● The task:
List every line in this data where the string "brand" occurs.

● Data for the task:
* start *
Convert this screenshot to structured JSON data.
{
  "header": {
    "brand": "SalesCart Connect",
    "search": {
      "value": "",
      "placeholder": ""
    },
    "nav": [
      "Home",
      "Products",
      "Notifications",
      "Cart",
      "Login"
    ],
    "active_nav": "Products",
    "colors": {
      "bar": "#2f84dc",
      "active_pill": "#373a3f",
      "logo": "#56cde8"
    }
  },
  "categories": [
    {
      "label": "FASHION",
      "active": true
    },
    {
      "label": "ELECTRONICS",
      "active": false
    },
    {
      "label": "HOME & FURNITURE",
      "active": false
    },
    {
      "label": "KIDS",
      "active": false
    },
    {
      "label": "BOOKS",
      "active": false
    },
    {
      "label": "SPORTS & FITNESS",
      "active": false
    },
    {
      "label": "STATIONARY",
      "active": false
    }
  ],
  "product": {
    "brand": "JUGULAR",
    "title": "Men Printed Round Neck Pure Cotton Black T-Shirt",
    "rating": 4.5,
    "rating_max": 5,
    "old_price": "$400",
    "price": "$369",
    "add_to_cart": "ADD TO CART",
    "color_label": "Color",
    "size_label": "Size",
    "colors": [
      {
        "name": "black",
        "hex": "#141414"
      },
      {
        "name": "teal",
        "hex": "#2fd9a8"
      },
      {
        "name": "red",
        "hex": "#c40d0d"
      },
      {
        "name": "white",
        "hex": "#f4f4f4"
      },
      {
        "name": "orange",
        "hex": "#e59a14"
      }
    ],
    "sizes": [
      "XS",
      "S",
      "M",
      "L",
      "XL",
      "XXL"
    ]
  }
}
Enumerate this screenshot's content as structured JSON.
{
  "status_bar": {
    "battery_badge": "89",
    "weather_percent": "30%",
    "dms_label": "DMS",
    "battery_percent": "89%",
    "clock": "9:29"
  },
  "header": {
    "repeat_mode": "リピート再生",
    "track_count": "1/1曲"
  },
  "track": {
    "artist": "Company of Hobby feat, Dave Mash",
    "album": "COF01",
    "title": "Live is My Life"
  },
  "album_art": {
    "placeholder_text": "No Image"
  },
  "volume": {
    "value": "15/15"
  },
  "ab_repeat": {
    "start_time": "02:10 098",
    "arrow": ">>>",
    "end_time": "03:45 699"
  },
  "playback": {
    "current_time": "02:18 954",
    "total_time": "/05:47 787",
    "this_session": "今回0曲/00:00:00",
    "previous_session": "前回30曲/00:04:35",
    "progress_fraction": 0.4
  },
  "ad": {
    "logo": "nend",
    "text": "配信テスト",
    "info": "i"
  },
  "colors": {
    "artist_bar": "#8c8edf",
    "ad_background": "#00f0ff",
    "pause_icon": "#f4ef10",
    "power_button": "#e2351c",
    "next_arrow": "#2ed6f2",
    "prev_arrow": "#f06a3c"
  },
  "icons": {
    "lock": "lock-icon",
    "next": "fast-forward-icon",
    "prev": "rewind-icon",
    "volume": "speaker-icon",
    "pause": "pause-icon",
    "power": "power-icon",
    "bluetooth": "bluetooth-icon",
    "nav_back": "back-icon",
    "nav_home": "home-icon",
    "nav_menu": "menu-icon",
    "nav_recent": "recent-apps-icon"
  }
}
* end *
● Expected output:
    "brand": "SalesCart Connect",
    "brand": "JUGULAR",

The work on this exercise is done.